> _TASK TO COMPLETE_:
Find the lines containing the word "Resources" and copy every one of them.

— start —

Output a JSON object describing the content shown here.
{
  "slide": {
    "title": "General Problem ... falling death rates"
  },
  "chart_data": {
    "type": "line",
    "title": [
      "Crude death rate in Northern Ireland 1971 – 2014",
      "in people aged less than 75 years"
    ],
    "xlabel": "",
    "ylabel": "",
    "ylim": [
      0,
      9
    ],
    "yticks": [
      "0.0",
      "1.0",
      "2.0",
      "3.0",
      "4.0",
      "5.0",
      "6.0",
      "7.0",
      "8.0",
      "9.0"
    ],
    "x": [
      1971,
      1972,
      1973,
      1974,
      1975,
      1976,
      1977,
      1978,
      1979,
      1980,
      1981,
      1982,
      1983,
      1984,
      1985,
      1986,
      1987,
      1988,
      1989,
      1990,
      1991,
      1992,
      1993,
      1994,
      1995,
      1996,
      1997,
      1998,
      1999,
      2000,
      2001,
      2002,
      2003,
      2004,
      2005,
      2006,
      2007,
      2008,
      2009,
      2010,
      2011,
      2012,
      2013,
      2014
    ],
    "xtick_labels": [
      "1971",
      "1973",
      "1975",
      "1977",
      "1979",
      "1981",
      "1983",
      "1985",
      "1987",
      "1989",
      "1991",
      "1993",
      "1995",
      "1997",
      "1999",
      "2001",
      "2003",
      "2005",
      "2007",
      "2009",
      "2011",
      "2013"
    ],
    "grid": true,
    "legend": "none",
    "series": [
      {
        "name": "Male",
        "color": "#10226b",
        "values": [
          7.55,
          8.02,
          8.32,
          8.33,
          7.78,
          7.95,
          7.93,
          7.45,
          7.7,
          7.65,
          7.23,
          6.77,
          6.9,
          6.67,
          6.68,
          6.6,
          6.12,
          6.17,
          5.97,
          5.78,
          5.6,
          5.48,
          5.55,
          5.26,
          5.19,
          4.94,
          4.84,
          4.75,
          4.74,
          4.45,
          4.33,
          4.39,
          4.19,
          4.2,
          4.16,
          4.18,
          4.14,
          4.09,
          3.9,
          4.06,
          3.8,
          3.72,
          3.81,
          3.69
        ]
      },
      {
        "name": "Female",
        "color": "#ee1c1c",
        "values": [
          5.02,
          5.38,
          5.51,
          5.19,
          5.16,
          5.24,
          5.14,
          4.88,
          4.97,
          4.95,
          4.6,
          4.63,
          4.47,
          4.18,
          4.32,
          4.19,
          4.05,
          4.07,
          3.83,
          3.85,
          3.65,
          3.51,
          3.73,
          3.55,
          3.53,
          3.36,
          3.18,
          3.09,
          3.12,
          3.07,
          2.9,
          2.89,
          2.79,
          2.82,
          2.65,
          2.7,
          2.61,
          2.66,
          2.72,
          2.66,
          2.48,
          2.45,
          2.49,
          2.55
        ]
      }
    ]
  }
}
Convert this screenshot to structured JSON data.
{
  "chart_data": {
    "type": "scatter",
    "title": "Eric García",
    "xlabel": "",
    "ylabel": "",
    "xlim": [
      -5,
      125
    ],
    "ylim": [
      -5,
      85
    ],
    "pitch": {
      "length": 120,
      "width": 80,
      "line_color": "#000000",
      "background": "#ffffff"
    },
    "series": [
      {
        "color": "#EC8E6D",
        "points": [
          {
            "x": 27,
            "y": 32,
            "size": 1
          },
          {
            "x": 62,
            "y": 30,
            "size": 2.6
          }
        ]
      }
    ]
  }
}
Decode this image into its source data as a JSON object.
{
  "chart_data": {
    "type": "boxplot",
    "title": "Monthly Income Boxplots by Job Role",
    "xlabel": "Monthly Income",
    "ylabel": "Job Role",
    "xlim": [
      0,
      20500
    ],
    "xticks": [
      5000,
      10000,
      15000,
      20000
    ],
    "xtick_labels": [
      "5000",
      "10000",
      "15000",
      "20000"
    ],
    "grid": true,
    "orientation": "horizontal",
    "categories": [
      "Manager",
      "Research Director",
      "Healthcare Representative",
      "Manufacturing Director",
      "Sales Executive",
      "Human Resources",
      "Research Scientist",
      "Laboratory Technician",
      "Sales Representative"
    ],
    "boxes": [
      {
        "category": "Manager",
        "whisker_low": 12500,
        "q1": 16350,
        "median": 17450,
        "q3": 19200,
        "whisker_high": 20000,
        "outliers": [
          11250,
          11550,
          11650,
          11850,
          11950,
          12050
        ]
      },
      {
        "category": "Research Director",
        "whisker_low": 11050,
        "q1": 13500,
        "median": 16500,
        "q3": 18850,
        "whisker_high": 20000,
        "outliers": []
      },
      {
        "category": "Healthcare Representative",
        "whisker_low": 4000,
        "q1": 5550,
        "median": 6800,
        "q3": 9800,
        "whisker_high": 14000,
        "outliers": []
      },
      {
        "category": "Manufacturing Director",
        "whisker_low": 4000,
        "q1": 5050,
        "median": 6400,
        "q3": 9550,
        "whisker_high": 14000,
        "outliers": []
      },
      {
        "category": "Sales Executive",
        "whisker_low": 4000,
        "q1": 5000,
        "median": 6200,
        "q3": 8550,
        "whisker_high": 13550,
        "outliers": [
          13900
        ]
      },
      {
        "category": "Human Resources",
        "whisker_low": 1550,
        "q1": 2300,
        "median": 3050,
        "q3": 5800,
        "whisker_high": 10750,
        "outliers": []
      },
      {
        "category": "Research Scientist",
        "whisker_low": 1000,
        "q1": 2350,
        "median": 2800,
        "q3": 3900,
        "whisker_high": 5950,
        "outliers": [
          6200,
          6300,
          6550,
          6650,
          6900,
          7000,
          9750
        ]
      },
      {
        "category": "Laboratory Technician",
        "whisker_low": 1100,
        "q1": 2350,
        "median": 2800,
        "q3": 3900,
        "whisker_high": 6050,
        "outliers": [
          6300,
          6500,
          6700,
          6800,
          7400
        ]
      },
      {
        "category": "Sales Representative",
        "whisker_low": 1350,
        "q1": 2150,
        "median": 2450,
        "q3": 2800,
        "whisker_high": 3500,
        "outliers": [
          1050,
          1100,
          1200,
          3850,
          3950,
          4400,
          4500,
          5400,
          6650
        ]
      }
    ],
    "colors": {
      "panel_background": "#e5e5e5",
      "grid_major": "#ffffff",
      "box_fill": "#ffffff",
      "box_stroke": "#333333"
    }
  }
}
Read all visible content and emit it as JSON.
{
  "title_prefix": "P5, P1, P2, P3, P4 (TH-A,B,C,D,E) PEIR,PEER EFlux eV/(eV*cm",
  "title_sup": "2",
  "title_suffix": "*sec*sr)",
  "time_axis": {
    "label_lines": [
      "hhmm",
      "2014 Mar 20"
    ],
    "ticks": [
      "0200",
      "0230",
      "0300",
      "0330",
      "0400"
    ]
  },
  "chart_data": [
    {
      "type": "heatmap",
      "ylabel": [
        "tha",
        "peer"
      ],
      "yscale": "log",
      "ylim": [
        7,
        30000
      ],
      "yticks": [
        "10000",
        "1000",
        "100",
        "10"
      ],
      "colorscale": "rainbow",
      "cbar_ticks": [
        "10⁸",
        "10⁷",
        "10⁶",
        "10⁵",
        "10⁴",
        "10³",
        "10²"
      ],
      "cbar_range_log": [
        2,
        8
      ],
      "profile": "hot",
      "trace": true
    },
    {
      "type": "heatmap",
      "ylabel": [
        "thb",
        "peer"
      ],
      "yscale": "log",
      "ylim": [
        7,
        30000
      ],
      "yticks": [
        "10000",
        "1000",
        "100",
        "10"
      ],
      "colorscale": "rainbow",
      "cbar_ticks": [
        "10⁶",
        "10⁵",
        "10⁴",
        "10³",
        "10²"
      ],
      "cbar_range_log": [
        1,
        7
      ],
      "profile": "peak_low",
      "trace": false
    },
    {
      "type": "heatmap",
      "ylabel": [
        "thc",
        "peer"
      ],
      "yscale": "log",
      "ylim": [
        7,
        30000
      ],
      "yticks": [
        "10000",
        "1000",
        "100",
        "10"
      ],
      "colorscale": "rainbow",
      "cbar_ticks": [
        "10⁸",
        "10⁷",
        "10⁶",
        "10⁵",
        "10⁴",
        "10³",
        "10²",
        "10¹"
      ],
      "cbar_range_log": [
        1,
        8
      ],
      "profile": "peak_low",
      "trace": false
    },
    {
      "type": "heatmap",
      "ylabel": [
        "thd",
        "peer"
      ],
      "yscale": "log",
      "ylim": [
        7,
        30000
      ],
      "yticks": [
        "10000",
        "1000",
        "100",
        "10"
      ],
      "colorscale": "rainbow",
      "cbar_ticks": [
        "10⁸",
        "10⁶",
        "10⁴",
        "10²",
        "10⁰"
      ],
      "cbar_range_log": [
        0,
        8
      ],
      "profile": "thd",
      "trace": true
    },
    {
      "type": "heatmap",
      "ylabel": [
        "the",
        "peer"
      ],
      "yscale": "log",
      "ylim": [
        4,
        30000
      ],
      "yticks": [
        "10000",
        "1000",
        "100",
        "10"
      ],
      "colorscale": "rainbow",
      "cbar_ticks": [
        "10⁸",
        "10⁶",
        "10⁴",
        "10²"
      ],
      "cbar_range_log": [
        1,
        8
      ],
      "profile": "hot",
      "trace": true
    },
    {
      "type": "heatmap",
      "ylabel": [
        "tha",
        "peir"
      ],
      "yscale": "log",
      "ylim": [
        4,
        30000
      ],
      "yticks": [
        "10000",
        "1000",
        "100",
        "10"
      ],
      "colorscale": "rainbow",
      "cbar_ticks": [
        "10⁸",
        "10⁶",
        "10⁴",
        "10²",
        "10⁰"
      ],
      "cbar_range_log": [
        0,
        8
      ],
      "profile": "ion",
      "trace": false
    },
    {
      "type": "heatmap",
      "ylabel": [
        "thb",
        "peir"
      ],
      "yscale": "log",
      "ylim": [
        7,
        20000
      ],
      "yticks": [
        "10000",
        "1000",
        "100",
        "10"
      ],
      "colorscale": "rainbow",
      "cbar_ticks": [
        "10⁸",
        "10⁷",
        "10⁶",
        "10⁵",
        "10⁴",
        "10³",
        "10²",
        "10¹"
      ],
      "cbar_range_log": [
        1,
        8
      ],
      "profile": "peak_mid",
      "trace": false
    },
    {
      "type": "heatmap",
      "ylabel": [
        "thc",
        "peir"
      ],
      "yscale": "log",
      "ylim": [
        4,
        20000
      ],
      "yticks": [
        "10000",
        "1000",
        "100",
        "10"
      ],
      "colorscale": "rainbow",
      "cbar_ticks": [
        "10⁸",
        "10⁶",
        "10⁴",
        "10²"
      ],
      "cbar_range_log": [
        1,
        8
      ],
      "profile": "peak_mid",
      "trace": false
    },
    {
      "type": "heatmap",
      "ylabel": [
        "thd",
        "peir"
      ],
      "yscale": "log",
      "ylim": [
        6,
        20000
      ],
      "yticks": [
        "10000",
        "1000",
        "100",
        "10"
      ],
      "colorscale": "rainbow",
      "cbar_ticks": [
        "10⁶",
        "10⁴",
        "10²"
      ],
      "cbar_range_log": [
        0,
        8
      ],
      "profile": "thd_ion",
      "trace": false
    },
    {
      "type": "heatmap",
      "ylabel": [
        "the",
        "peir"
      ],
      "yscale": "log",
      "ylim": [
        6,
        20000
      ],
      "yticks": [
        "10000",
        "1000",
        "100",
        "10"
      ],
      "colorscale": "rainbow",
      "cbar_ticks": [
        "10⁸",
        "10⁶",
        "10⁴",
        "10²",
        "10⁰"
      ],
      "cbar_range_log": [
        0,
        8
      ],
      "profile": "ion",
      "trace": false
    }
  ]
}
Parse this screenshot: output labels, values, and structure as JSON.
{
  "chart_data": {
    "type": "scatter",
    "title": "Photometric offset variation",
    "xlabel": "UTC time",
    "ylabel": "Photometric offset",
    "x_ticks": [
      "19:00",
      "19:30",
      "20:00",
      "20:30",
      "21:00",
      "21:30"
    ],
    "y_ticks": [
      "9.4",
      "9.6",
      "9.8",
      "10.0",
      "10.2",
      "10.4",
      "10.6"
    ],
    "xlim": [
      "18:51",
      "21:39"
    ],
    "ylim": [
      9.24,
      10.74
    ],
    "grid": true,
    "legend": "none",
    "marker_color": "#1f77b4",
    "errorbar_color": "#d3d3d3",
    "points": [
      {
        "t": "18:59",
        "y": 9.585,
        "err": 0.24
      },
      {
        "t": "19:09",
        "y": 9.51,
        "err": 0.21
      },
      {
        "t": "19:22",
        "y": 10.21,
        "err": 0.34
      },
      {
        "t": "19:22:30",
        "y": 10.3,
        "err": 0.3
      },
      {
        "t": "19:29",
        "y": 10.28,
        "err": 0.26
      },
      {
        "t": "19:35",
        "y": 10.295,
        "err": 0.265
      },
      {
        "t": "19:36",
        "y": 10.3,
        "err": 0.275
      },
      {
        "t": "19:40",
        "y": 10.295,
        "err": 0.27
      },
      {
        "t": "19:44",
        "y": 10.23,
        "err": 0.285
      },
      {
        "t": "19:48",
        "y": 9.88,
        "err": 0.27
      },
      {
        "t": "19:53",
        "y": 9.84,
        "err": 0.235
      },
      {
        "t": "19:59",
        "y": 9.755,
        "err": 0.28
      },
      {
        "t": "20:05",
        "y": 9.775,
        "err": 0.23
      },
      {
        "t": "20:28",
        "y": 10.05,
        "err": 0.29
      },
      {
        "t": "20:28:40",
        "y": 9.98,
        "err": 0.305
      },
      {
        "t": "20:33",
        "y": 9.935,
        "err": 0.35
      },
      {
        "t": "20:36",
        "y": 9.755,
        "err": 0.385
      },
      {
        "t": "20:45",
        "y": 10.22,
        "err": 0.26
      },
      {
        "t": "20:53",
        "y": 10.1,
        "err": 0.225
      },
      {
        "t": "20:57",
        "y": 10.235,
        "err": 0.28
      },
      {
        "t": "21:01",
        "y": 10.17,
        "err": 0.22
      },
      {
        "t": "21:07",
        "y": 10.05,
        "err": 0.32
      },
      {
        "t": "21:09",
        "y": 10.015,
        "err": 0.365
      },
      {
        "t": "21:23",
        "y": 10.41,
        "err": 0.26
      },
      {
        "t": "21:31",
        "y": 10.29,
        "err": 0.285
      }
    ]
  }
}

— end —

> _WRITTEN RESPONSE_:
      "Human Resources",
        "category": "Human Resources",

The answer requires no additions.